Set problem
Give the entries back exactly, dropping each image.

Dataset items
- - - - -
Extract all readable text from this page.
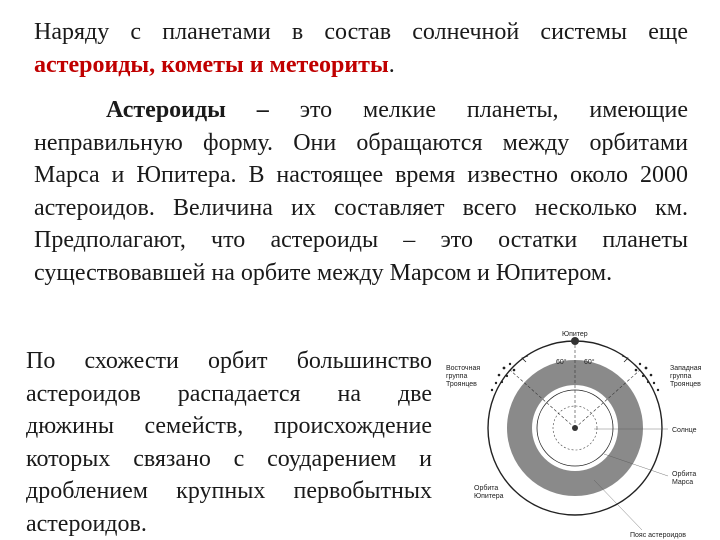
Наряду с планетами в состав солнечной системы еще астероиды, кометы и метеориты.

Астероиды – это мелкие планеты, имеющие неправильную форму. Они обращаются между орбитами Марса и Юпитера. В настоящее время известно около 2000 астероидов. Величина их составляет всего несколько км. Предполагают, что астероиды – это остатки планеты существовавшей на орбите между Марсом и Юпитером.

По схожести орбит большинство астероидов распадается на две дюжины семейств, происхождение которых связано с соударением и дроблением крупных первобытных астероидов.

Юпитер
60° 60°
Восточная группа Троянцев
Западная группа Троянцев
Солнце
Орбита Марса
Орбита Юпитера
Пояс астероидов
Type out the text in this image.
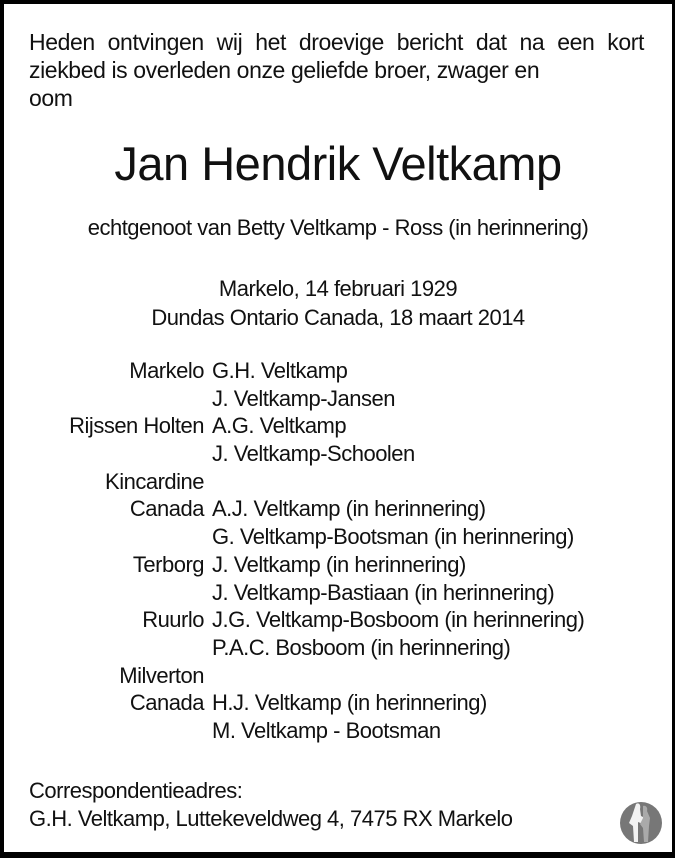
Heden ontvingen wij het droevige bericht dat na een kort ziekbed is overleden onze geliefde broer, zwager en
oom
Jan Hendrik Veltkamp
echtgenoot van Betty Veltkamp - Ross (in herinnering)
Markelo, 14 februari 1929
Dundas Ontario Canada, 18 maart 2014
Markelo G.H. Veltkamp
J. Veltkamp-Jansen
Rijssen Holten A.G. Veltkamp
J. Veltkamp-Schoolen
Kincardine
Canada A.J. Veltkamp (in herinnering)
G. Veltkamp-Bootsman (in herinnering)
Terborg J. Veltkamp (in herinnering)
J. Veltkamp-Bastiaan (in herinnering)
Ruurlo J.G. Veltkamp-Bosboom (in herinnering)
P.A.C. Bosboom (in herinnering)
Milverton
Canada H.J. Veltkamp (in herinnering)
M. Veltkamp - Bootsman
Correspondentieadres:
G.H. Veltkamp, Luttekeveldweg 4, 7475 RX Markelo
- - - - -
Reply to the exercise
Extract all readable text from this page.
Наряду с планетами в состав солнечной системы еще астероиды, кометы и метеориты.

Астероиды – это мелкие планеты, имеющие неправильную форму. Они обращаются между орбитами Марса и Юпитера. В настоящее время известно около 2000 астероидов. Величина их составляет всего несколько км. Предполагают, что астероиды – это остатки планеты существовавшей на орбите между Марсом и Юпитером.

По схожести орбит большинство астероидов распадается на две дюжины семейств, происхождение которых связано с соударением и дроблением крупных первобытных астероидов.

Юпитер
60° 60°
Восточная группа Троянцев
Западная группа Троянцев
Солнце
Орбита Марса
Орбита Юпитера
Пояс астероидов
Type out the text in this image.
Heden ontvingen wij het droevige bericht dat na een kort ziekbed is overleden onze geliefde broer, zwager en
oom
Jan Hendrik Veltkamp
echtgenoot van Betty Veltkamp - Ross (in herinnering)
Markelo, 14 februari 1929
Dundas Ontario Canada, 18 maart 2014
Markelo G.H. Veltkamp
J. Veltkamp-Jansen
Rijssen Holten A.G. Veltkamp
J. Veltkamp-Schoolen
Kincardine
Canada A.J. Veltkamp (in herinnering)
G. Veltkamp-Bootsman (in herinnering)
Terborg J. Veltkamp (in herinnering)
J. Veltkamp-Bastiaan (in herinnering)
Ruurlo J.G. Veltkamp-Bosboom (in herinnering)
P.A.C. Bosboom (in herinnering)
Milverton
Canada H.J. Veltkamp (in herinnering)
M. Veltkamp - Bootsman
Correspondentieadres:
G.H. Veltkamp, Luttekeveldweg 4, 7475 RX Markelo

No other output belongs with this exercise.